## begin
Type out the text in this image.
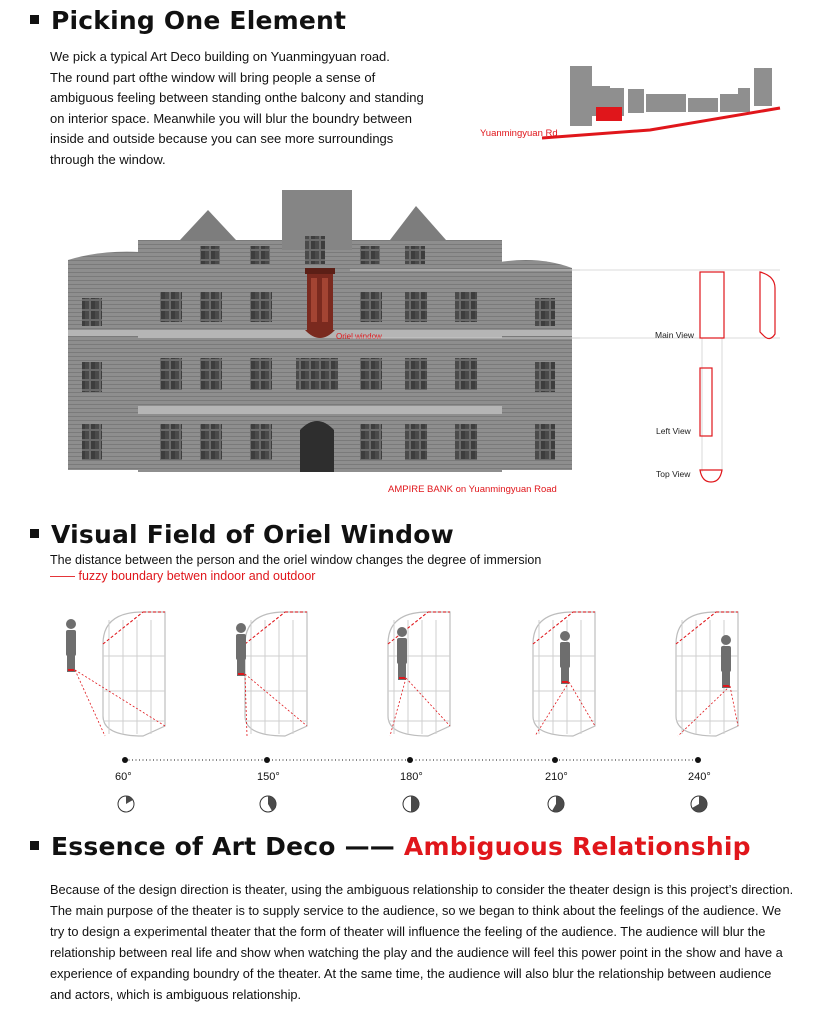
Picking One Element
We pick a typical Art Deco building on Yuanmingyuan road.
The round part ofthe window will bring people a sense of
ambiguous feeling between standing onthe balcony and standing
on interior space. Meanwhile you will blur the boundry between
inside and outside because you can see more surroundings
through the window.
Yuanmingyuan Rd
Oriel window
AMPIRE BANK on Yuanmingyuan Road
Main View
Left View
Top View
Visual Field of Oriel Window
The distance between the person and the oriel window changes the degree of immersion
—— fuzzy boundary betwen indoor and outdoor
60°	150°	180°	210°	240°
Essence of Art Deco —— Ambiguous Relationship
Because of the design direction is theater, using the ambiguous relationship to consider the theater design is this project’s direction. The main purpose of the theater is to supply service to the audience, so we began to think about the feelings of the audience. We try to design a experimental theater that the form of theater will influence the feeling of the audience. The audience will blur the relationship between real life and show when watching the play and the audience will feel this power point in the show and have a experience of expanding boundry of the theater. At the same time, the audience will also blur the relationship between audience and actors, which is ambiguous relationship.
## end
What is asked —
Return each line from the material above exactly, but not the pictures.

Result —
Type out the text in this image.
Picking One Element
We pick a typical Art Deco building on Yuanmingyuan road.
The round part ofthe window will bring people a sense of
ambiguous feeling between standing onthe balcony and standing
on interior space. Meanwhile you will blur the boundry between
inside and outside because you can see more surroundings
through the window.
Yuanmingyuan Rd
Oriel window
AMPIRE BANK on Yuanmingyuan Road
Main View
Left View
Top View
Visual Field of Oriel Window
The distance between the person and the oriel window changes the degree of immersion
—— fuzzy boundary betwen indoor and outdoor
60°	150°	180°	210°	240°
Essence of Art Deco —— Ambiguous Relationship
Because of the design direction is theater, using the ambiguous relationship to consider the theater design is this project’s direction. The main purpose of the theater is to supply service to the audience, so we began to think about the feelings of the audience. We try to design a experimental theater that the form of theater will influence the feeling of the audience. The audience will blur the relationship between real life and show when watching the play and the audience will feel this power point in the show and have a experience of expanding boundry of the theater. At the same time, the audience will also blur the relationship between audience and actors, which is ambiguous relationship.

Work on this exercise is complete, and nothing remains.